### Data supplied ###
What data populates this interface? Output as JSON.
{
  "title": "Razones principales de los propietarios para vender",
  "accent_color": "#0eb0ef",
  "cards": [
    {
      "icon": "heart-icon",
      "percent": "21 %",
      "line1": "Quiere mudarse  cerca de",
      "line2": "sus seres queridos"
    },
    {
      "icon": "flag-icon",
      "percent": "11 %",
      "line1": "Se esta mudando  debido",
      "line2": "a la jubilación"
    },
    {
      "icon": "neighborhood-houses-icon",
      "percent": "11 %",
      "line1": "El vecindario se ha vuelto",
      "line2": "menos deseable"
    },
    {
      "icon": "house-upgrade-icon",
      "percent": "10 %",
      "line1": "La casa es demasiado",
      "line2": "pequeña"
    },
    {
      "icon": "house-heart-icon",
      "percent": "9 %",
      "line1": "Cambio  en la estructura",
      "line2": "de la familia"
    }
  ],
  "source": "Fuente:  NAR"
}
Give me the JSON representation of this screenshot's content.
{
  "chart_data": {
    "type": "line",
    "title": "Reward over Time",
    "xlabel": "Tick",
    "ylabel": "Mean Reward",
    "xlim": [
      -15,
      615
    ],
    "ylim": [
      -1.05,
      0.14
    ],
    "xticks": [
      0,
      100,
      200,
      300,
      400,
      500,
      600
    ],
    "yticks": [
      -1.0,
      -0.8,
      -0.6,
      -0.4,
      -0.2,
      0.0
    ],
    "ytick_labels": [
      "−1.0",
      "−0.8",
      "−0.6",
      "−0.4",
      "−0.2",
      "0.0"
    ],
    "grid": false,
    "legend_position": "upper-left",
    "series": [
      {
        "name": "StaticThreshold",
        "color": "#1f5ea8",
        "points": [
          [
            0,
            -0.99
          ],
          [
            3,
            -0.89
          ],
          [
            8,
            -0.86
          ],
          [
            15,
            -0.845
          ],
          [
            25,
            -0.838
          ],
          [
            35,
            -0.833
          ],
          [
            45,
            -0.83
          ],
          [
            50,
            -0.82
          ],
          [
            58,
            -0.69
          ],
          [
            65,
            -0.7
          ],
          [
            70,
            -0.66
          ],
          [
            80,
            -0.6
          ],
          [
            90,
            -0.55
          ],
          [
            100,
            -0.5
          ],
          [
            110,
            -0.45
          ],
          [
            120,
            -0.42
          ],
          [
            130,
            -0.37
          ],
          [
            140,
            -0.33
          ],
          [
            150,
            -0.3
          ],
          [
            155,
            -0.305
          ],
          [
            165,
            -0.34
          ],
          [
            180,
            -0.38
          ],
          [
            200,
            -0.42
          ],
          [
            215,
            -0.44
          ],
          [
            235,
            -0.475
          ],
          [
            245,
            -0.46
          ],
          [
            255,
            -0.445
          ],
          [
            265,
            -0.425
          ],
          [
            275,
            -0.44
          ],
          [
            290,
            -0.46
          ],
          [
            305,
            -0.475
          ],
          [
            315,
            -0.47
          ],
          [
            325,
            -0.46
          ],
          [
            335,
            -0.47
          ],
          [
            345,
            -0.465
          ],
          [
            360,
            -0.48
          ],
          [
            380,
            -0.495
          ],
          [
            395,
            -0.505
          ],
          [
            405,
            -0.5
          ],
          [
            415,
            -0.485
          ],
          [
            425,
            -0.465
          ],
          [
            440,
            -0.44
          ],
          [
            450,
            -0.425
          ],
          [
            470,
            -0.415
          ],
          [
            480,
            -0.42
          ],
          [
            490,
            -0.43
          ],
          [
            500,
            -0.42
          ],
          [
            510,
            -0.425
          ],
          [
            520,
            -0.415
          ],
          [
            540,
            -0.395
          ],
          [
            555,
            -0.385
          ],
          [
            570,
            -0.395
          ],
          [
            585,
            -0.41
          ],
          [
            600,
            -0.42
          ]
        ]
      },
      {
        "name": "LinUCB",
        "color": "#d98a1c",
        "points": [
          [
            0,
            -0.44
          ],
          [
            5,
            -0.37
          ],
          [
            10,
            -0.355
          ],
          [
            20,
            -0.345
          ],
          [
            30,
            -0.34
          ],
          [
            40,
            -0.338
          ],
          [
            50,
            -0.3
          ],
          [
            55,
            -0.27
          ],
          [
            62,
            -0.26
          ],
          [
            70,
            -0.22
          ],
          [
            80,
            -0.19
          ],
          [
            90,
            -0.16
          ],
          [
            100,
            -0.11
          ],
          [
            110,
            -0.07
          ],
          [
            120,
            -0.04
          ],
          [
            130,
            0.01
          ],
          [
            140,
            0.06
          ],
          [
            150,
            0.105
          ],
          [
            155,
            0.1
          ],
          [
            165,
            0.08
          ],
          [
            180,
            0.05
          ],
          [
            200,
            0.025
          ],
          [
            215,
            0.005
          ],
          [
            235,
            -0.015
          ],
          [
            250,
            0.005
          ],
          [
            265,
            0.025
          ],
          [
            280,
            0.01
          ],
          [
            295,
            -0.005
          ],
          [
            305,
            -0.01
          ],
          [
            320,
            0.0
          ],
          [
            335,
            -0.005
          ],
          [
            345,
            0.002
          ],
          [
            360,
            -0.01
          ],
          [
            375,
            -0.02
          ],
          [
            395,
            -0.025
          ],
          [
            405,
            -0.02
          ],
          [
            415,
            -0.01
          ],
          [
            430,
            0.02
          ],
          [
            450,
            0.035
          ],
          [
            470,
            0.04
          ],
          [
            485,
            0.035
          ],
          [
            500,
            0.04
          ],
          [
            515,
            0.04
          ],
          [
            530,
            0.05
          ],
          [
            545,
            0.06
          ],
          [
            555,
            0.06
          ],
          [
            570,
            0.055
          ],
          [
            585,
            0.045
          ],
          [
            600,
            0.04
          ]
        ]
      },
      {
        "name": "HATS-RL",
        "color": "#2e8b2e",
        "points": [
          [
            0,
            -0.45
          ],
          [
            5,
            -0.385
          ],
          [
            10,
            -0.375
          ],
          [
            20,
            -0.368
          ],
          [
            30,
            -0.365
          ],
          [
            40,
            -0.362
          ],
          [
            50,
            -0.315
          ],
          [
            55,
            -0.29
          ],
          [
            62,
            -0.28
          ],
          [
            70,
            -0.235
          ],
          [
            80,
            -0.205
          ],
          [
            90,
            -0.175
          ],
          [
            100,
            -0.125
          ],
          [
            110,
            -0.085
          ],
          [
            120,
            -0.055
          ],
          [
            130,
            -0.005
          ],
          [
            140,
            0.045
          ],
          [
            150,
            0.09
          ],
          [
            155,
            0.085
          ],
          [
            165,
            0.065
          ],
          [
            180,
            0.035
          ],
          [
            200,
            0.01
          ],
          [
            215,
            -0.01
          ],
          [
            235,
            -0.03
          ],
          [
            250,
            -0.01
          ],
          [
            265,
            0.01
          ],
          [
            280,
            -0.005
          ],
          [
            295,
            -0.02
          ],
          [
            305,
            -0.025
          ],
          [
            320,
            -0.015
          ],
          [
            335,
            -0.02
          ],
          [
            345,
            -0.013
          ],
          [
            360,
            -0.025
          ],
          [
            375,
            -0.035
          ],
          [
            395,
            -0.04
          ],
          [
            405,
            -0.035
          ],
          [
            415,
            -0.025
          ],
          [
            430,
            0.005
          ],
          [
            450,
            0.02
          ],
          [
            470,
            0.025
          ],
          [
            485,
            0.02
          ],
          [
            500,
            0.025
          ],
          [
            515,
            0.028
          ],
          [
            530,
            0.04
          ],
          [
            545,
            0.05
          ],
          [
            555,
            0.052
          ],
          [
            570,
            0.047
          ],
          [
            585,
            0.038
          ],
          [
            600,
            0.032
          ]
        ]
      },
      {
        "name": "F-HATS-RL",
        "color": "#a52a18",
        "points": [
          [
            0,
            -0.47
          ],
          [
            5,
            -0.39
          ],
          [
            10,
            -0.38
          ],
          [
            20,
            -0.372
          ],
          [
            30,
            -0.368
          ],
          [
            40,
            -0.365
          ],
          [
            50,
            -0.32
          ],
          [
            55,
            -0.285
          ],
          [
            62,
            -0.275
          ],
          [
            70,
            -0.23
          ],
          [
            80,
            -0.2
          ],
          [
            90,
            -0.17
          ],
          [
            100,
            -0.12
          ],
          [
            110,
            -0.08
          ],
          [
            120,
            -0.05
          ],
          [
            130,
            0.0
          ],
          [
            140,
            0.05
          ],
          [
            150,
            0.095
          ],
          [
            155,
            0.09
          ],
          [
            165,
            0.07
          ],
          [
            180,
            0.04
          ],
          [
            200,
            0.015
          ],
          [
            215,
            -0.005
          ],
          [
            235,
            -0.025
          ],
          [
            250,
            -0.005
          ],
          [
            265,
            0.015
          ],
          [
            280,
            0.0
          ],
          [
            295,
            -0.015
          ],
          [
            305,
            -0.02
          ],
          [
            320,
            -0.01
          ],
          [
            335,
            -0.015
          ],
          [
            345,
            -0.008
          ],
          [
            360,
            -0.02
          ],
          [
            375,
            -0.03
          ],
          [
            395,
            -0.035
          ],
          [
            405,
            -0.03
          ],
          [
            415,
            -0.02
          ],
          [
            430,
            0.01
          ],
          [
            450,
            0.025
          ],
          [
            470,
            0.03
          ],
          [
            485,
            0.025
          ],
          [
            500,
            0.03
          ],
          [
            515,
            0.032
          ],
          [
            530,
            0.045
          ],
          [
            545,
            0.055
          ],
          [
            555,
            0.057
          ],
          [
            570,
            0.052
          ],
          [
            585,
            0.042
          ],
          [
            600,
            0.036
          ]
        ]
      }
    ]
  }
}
###
What is expected:
Pick out the lines containing the string "name" and show them.

Answer to this task:
        "name": "StaticThreshold",
        "name": "LinUCB",
        "name": "HATS-RL",
        "name": "F-HATS-RL",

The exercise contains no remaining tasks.